• **WORK TO BE COMPLETED**:
Reproduce the lines below word for word, keeping them in the same order.

--- start RECORD EXCERPTS ---

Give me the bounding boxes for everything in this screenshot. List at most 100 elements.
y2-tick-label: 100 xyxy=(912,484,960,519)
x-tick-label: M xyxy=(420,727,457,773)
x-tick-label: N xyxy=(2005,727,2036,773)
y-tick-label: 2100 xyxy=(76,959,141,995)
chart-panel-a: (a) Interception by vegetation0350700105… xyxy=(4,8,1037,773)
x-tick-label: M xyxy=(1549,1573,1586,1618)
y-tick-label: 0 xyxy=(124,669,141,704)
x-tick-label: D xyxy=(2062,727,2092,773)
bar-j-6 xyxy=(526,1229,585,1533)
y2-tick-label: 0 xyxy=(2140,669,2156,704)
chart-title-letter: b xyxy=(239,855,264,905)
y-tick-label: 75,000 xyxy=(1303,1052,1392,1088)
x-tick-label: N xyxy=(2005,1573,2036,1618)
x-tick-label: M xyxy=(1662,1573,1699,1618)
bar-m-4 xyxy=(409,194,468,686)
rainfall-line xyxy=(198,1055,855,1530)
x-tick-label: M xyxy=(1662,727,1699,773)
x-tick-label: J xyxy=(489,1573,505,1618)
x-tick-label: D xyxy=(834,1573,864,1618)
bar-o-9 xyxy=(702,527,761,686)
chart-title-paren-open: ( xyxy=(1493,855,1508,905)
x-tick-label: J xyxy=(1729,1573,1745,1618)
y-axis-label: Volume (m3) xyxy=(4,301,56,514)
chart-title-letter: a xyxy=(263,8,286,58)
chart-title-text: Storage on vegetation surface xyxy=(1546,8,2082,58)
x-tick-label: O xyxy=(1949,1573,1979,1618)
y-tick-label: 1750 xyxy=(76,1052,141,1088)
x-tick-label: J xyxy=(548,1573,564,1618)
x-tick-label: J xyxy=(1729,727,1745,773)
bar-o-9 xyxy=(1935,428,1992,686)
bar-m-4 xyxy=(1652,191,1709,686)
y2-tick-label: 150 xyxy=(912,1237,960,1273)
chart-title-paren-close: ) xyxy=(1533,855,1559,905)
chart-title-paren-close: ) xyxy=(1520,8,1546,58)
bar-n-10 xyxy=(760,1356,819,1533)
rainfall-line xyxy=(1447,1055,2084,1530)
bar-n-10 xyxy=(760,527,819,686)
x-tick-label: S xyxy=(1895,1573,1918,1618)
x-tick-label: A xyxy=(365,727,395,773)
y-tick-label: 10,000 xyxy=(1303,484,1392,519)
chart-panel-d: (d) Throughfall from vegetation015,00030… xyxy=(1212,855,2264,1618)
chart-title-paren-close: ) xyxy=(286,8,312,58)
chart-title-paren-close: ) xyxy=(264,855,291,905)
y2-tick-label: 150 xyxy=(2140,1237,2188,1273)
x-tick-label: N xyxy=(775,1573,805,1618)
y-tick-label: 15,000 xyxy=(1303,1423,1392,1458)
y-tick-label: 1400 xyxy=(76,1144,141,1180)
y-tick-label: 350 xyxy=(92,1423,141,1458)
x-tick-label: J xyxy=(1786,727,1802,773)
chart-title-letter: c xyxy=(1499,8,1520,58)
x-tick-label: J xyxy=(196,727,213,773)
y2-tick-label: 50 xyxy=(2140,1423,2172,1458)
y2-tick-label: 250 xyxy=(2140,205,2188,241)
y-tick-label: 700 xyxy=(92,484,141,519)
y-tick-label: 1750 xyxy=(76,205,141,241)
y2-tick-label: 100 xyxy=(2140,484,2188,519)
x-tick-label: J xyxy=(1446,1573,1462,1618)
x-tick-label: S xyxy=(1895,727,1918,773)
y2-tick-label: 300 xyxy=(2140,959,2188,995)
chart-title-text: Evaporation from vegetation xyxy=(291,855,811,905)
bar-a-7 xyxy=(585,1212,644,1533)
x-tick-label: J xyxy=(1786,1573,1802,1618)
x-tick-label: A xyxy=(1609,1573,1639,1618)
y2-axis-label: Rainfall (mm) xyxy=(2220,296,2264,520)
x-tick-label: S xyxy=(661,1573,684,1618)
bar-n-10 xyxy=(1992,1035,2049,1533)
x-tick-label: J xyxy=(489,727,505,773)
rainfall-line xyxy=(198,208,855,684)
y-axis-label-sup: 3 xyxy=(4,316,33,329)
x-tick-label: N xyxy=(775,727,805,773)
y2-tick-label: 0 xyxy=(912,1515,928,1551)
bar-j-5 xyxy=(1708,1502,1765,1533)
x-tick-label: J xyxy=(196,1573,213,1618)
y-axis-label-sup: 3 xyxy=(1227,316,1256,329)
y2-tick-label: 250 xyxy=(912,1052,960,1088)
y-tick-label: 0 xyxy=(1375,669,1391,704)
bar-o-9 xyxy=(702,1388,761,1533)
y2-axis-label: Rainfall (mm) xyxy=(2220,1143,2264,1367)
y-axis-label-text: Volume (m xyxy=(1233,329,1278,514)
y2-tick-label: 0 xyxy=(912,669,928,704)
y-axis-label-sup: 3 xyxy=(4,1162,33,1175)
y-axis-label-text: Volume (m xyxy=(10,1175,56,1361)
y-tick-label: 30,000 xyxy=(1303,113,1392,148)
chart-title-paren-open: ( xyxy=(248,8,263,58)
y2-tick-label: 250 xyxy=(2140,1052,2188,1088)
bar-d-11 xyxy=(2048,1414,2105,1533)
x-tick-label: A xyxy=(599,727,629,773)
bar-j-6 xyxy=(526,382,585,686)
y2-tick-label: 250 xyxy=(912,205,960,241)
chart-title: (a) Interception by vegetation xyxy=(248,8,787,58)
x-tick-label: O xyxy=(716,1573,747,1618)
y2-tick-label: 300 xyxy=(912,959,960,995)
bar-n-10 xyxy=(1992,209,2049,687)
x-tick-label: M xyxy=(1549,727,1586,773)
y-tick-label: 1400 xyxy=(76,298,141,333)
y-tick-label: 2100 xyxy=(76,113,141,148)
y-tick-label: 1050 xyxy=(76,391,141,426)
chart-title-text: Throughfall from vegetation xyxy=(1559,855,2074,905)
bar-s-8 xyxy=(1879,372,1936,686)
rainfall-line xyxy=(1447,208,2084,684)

--- end RECORD EXCERPTS ---

• **RESULT OF THIS TASK**:
Give me the bounding boxes for everything in this screenshot. List at most 100 elements.
y2-tick-label: 100 xyxy=(912,484,960,519)
x-tick-label: M xyxy=(420,727,457,773)
x-tick-label: N xyxy=(2005,727,2036,773)
y-tick-label: 2100 xyxy=(76,959,141,995)
chart-panel-a: (a) Interception by vegetation0350700105… xyxy=(4,8,1037,773)
x-tick-label: M xyxy=(1549,1573,1586,1618)
y-tick-label: 0 xyxy=(124,669,141,704)
x-tick-label: D xyxy=(2062,727,2092,773)
bar-j-6 xyxy=(526,1229,585,1533)
y2-tick-label: 0 xyxy=(2140,669,2156,704)
chart-title-letter: b xyxy=(239,855,264,905)
y-tick-label: 75,000 xyxy=(1303,1052,1392,1088)
x-tick-label: N xyxy=(2005,1573,2036,1618)
x-tick-label: M xyxy=(1662,1573,1699,1618)
bar-m-4 xyxy=(409,194,468,686)
rainfall-line xyxy=(198,1055,855,1530)
x-tick-label: M xyxy=(1662,727,1699,773)
x-tick-label: J xyxy=(489,1573,505,1618)
x-tick-label: D xyxy=(834,1573,864,1618)
bar-o-9 xyxy=(702,527,761,686)
chart-title-paren-open: ( xyxy=(1493,855,1508,905)
x-tick-label: J xyxy=(1729,1573,1745,1618)
y-axis-label: Volume (m3) xyxy=(4,301,56,514)
chart-title-letter: a xyxy=(263,8,286,58)
chart-title-text: Storage on vegetation surface xyxy=(1546,8,2082,58)
x-tick-label: O xyxy=(1949,1573,1979,1618)
y-tick-label: 1750 xyxy=(76,1052,141,1088)
x-tick-label: J xyxy=(548,1573,564,1618)
x-tick-label: J xyxy=(1729,727,1745,773)
bar-o-9 xyxy=(1935,428,1992,686)
bar-m-4 xyxy=(1652,191,1709,686)
y2-tick-label: 150 xyxy=(912,1237,960,1273)
chart-title-paren-close: ) xyxy=(1533,855,1559,905)
chart-title-paren-close: ) xyxy=(1520,8,1546,58)
bar-n-10 xyxy=(760,1356,819,1533)
rainfall-line xyxy=(1447,1055,2084,1530)
bar-n-10 xyxy=(760,527,819,686)
x-tick-label: S xyxy=(1895,1573,1918,1618)
x-tick-label: A xyxy=(365,727,395,773)
y-tick-label: 10,000 xyxy=(1303,484,1392,519)
chart-panel-d: (d) Throughfall from vegetation015,00030… xyxy=(1212,855,2264,1618)
chart-title-paren-close: ) xyxy=(286,8,312,58)
chart-title-paren-close: ) xyxy=(264,855,291,905)
y2-tick-label: 150 xyxy=(2140,1237,2188,1273)
x-tick-label: N xyxy=(775,1573,805,1618)
y-tick-label: 15,000 xyxy=(1303,1423,1392,1458)
y-tick-label: 1400 xyxy=(76,1144,141,1180)
y-tick-label: 350 xyxy=(92,1423,141,1458)
x-tick-label: J xyxy=(1786,727,1802,773)
chart-title-letter: c xyxy=(1499,8,1520,58)
x-tick-label: J xyxy=(196,727,213,773)
y2-tick-label: 50 xyxy=(2140,1423,2172,1458)
y2-tick-label: 250 xyxy=(2140,205,2188,241)
y-tick-label: 700 xyxy=(92,484,141,519)
y-tick-label: 1750 xyxy=(76,205,141,241)
y2-tick-label: 100 xyxy=(2140,484,2188,519)
x-tick-label: J xyxy=(1446,1573,1462,1618)
x-tick-label: S xyxy=(1895,727,1918,773)
y2-tick-label: 300 xyxy=(2140,959,2188,995)
chart-title-text: Evaporation from vegetation xyxy=(291,855,811,905)
bar-a-7 xyxy=(585,1212,644,1533)
x-tick-label: J xyxy=(1786,1573,1802,1618)
x-tick-label: A xyxy=(1609,1573,1639,1618)
y2-axis-label: Rainfall (mm) xyxy=(2220,296,2264,520)
x-tick-label: S xyxy=(661,1573,684,1618)
bar-n-10 xyxy=(1992,1035,2049,1533)
x-tick-label: J xyxy=(489,727,505,773)
rainfall-line xyxy=(198,208,855,684)
y-axis-label-sup: 3 xyxy=(4,316,33,329)
x-tick-label: N xyxy=(775,727,805,773)
y2-tick-label: 0 xyxy=(912,1515,928,1551)
bar-j-5 xyxy=(1708,1502,1765,1533)
x-tick-label: J xyxy=(196,1573,213,1618)
y-axis-label-sup: 3 xyxy=(1227,316,1256,329)
y2-tick-label: 250 xyxy=(912,1052,960,1088)
y-tick-label: 0 xyxy=(1375,669,1391,704)
bar-o-9 xyxy=(702,1388,761,1533)
y2-axis-label: Rainfall (mm) xyxy=(2220,1143,2264,1367)
y-axis-label-text: Volume (m xyxy=(1233,329,1278,514)
y2-tick-label: 0 xyxy=(912,669,928,704)
y-axis-label-sup: 3 xyxy=(4,1162,33,1175)
y-axis-label-text: Volume (m xyxy=(10,1175,56,1361)
y-tick-label: 30,000 xyxy=(1303,113,1392,148)
chart-title-paren-open: ( xyxy=(248,8,263,58)
y2-tick-label: 250 xyxy=(2140,1052,2188,1088)
bar-d-11 xyxy=(2048,1414,2105,1533)
x-tick-label: A xyxy=(599,727,629,773)
bar-j-6 xyxy=(526,382,585,686)
y2-tick-label: 250 xyxy=(912,205,960,241)
chart-title: (a) Interception by vegetation xyxy=(248,8,787,58)
x-tick-label: O xyxy=(716,1573,747,1618)
y2-tick-label: 300 xyxy=(912,959,960,995)
bar-n-10 xyxy=(1992,209,2049,687)
x-tick-label: M xyxy=(1549,727,1586,773)
y-tick-label: 1400 xyxy=(76,298,141,333)
y-tick-label: 2100 xyxy=(76,113,141,148)
y-tick-label: 1050 xyxy=(76,391,141,426)
chart-title-text: Throughfall from vegetation xyxy=(1559,855,2074,905)
bar-s-8 xyxy=(1879,372,1936,686)
rainfall-line xyxy=(1447,208,2084,684)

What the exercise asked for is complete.